Material for this task
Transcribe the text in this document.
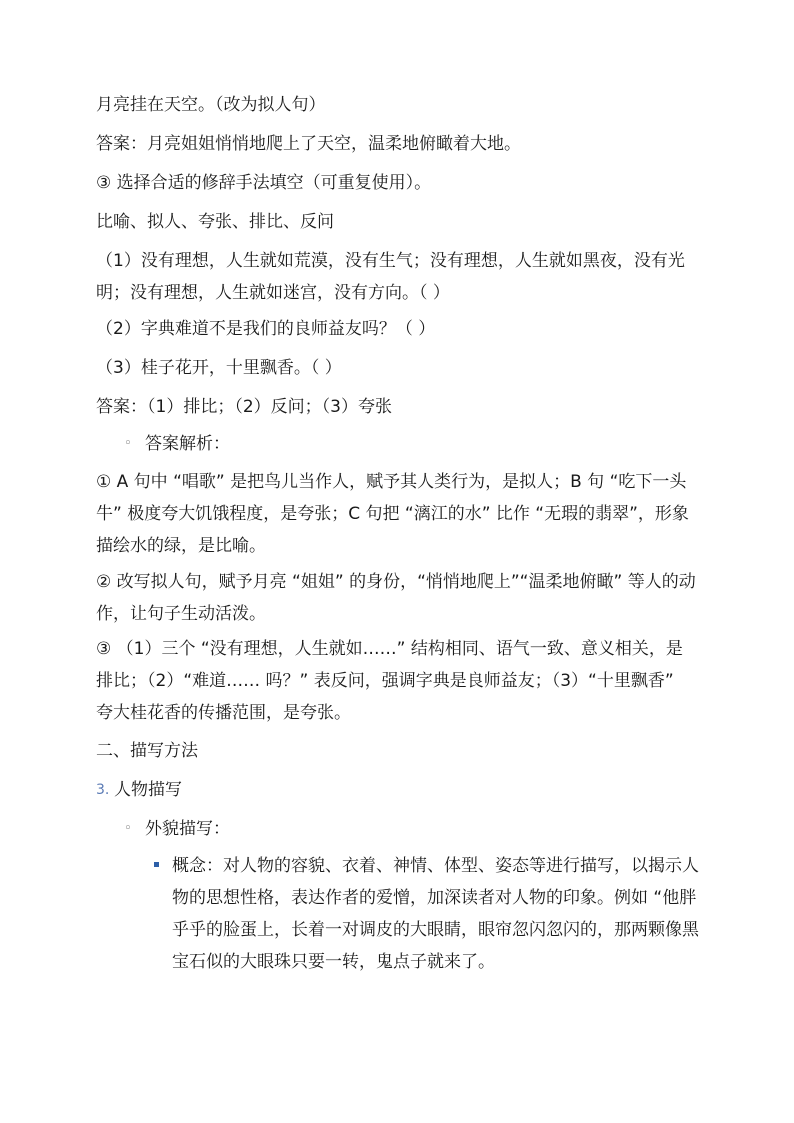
月亮挂在天空。（改为拟人句）
答案：月亮姐姐悄悄地爬上了天空，温柔地俯瞰着大地。
③ 选择合适的修辞手法填空（可重复使用）。
比喻、拟人、夸张、排比、反问
（1）没有理想，人生就如荒漠，没有生气；没有理想，人生就如黑夜，没有光明；没有理想，人生就如迷宫，没有方向。（ ）
（2）字典难道不是我们的良师益友吗？（ ）
（3）桂子花开，十里飘香。（ ）
答案：（1）排比；（2）反问；（3）夸张
◦ 答案解析：
① A 句中 “唱歌” 是把鸟儿当作人，赋予其人类行为，是拟人；B 句 “吃下一头牛” 极度夸大饥饿程度，是夸张；C 句把 “漓江的水” 比作 “无瑕的翡翠”，形象描绘水的绿，是比喻。
② 改写拟人句，赋予月亮 “姐姐” 的身份，“悄悄地爬上”“温柔地俯瞰” 等人的动作，让句子生动活泼。
③ （1）三个 “没有理想，人生就如……” 结构相同、语气一致、意义相关，是排比；（2）“难道…… 吗？” 表反问，强调字典是良师益友；（3）“十里飘香” 夸大桂花香的传播范围，是夸张。
二、描写方法
3. 人物描写
◦ 外貌描写：
概念：对人物的容貌、衣着、神情、体型、姿态等进行描写，以揭示人物的思想性格，表达作者的爱憎，加深读者对人物的印象。例如 “他胖乎乎的脸蛋上，长着一对调皮的大眼睛，眼帘忽闪忽闪的，那两颗像黑宝石似的大眼珠只要一转，鬼点子就来了。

What you are asked to do
Write the records out once more, exactly as they appear, with no pictures.

Finished exercise
Transcribe the text in this document.
月亮挂在天空。（改为拟人句）
答案：月亮姐姐悄悄地爬上了天空，温柔地俯瞰着大地。
③ 选择合适的修辞手法填空（可重复使用）。
比喻、拟人、夸张、排比、反问
（1）没有理想，人生就如荒漠，没有生气；没有理想，人生就如黑夜，没有光明；没有理想，人生就如迷宫，没有方向。（ ）
（2）字典难道不是我们的良师益友吗？（ ）
（3）桂子花开，十里飘香。（ ）
答案：（1）排比；（2）反问；（3）夸张
◦ 答案解析：
① A 句中 “唱歌” 是把鸟儿当作人，赋予其人类行为，是拟人；B 句 “吃下一头牛” 极度夸大饥饿程度，是夸张；C 句把 “漓江的水” 比作 “无瑕的翡翠”，形象描绘水的绿，是比喻。
② 改写拟人句，赋予月亮 “姐姐” 的身份，“悄悄地爬上”“温柔地俯瞰” 等人的动作，让句子生动活泼。
③ （1）三个 “没有理想，人生就如……” 结构相同、语气一致、意义相关，是排比；（2）“难道…… 吗？” 表反问，强调字典是良师益友；（3）“十里飘香” 夸大桂花香的传播范围，是夸张。
二、描写方法
3. 人物描写
◦ 外貌描写：
概念：对人物的容貌、衣着、神情、体型、姿态等进行描写，以揭示人物的思想性格，表达作者的爱憎，加深读者对人物的印象。例如 “他胖乎乎的脸蛋上，长着一对调皮的大眼睛，眼帘忽闪忽闪的，那两颗像黑宝石似的大眼珠只要一转，鬼点子就来了。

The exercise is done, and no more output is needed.